#### [WRITTEN PROBLEM]
Each line that follows is to be retyped exactly.

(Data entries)

○ ○ ○

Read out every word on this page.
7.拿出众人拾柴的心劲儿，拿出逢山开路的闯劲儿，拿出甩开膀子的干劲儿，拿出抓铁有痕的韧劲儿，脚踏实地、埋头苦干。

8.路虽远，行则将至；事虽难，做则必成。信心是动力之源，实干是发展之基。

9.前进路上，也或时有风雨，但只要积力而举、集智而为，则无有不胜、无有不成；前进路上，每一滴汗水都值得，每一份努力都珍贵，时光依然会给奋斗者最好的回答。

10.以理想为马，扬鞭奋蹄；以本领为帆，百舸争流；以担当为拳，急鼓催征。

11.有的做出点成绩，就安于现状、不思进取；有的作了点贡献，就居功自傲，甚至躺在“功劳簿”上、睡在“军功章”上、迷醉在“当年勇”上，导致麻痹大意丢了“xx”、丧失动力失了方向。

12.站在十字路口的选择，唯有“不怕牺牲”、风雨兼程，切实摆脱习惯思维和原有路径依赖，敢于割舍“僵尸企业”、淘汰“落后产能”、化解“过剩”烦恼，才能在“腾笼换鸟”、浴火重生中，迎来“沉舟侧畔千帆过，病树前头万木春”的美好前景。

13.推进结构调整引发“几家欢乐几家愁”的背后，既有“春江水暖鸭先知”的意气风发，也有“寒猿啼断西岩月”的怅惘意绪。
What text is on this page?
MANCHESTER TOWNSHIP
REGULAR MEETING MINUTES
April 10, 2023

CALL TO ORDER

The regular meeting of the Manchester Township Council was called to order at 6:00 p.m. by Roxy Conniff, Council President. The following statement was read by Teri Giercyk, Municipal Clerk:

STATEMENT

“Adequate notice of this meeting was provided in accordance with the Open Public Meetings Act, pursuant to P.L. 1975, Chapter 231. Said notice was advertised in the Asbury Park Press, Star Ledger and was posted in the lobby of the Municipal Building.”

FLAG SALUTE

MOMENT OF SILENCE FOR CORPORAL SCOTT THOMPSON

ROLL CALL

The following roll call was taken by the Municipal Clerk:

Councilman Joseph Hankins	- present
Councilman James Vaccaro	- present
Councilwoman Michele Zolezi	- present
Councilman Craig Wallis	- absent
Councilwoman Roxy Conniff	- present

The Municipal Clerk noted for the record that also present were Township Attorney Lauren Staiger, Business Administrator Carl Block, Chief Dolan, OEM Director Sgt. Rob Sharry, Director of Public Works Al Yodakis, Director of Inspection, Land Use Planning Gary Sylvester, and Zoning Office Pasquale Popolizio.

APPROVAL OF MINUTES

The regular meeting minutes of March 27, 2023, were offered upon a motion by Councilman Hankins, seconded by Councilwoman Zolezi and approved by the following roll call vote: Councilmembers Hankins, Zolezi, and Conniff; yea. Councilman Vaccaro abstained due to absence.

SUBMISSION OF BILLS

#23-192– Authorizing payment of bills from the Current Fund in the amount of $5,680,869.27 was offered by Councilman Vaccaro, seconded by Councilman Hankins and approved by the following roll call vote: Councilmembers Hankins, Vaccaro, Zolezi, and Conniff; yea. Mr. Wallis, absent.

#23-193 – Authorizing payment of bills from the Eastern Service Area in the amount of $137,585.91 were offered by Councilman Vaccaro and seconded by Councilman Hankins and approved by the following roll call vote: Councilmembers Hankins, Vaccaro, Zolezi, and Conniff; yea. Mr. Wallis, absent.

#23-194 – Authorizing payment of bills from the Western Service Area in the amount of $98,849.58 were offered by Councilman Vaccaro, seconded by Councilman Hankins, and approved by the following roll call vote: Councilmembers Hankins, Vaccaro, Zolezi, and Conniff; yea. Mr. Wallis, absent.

○ ○ ○

#### [RESULT FOR THIS EXERCISE]
Read out every word on this page.
7.拿出众人拾柴的心劲儿，拿出逢山开路的闯劲儿，拿出甩开膀子的干劲儿，拿出抓铁有痕的韧劲儿，脚踏实地、埋头苦干。

8.路虽远，行则将至；事虽难，做则必成。信心是动力之源，实干是发展之基。

9.前进路上，也或时有风雨，但只要积力而举、集智而为，则无有不胜、无有不成；前进路上，每一滴汗水都值得，每一份努力都珍贵，时光依然会给奋斗者最好的回答。

10.以理想为马，扬鞭奋蹄；以本领为帆，百舸争流；以担当为拳，急鼓催征。

11.有的做出点成绩，就安于现状、不思进取；有的作了点贡献，就居功自傲，甚至躺在“功劳簿”上、睡在“军功章”上、迷醉在“当年勇”上，导致麻痹大意丢了“xx”、丧失动力失了方向。

12.站在十字路口的选择，唯有“不怕牺牲”、风雨兼程，切实摆脱习惯思维和原有路径依赖，敢于割舍“僵尸企业”、淘汰“落后产能”、化解“过剩”烦恼，才能在“腾笼换鸟”、浴火重生中，迎来“沉舟侧畔千帆过，病树前头万木春”的美好前景。

13.推进结构调整引发“几家欢乐几家愁”的背后，既有“春江水暖鸭先知”的意气风发，也有“寒猿啼断西岩月”的怅惘意绪。
What text is on this page?
MANCHESTER TOWNSHIP
REGULAR MEETING MINUTES
April 10, 2023

CALL TO ORDER

The regular meeting of the Manchester Township Council was called to order at 6:00 p.m. by Roxy Conniff, Council President. The following statement was read by Teri Giercyk, Municipal Clerk:

STATEMENT

“Adequate notice of this meeting was provided in accordance with the Open Public Meetings Act, pursuant to P.L. 1975, Chapter 231. Said notice was advertised in the Asbury Park Press, Star Ledger and was posted in the lobby of the Municipal Building.”

FLAG SALUTE

MOMENT OF SILENCE FOR CORPORAL SCOTT THOMPSON

ROLL CALL

The following roll call was taken by the Municipal Clerk:

Councilman Joseph Hankins	- present
Councilman James Vaccaro	- present
Councilwoman Michele Zolezi	- present
Councilman Craig Wallis	- absent
Councilwoman Roxy Conniff	- present

The Municipal Clerk noted for the record that also present were Township Attorney Lauren Staiger, Business Administrator Carl Block, Chief Dolan, OEM Director Sgt. Rob Sharry, Director of Public Works Al Yodakis, Director of Inspection, Land Use Planning Gary Sylvester, and Zoning Office Pasquale Popolizio.

APPROVAL OF MINUTES

The regular meeting minutes of March 27, 2023, were offered upon a motion by Councilman Hankins, seconded by Councilwoman Zolezi and approved by the following roll call vote: Councilmembers Hankins, Zolezi, and Conniff; yea. Councilman Vaccaro abstained due to absence.

SUBMISSION OF BILLS

#23-192– Authorizing payment of bills from the Current Fund in the amount of $5,680,869.27 was offered by Councilman Vaccaro, seconded by Councilman Hankins and approved by the following roll call vote: Councilmembers Hankins, Vaccaro, Zolezi, and Conniff; yea. Mr. Wallis, absent.

#23-193 – Authorizing payment of bills from the Eastern Service Area in the amount of $137,585.91 were offered by Councilman Vaccaro and seconded by Councilman Hankins and approved by the following roll call vote: Councilmembers Hankins, Vaccaro, Zolezi, and Conniff; yea. Mr. Wallis, absent.

#23-194 – Authorizing payment of bills from the Western Service Area in the amount of $98,849.58 were offered by Councilman Vaccaro, seconded by Councilman Hankins, and approved by the following roll call vote: Councilmembers Hankins, Vaccaro, Zolezi, and Conniff; yea. Mr. Wallis, absent.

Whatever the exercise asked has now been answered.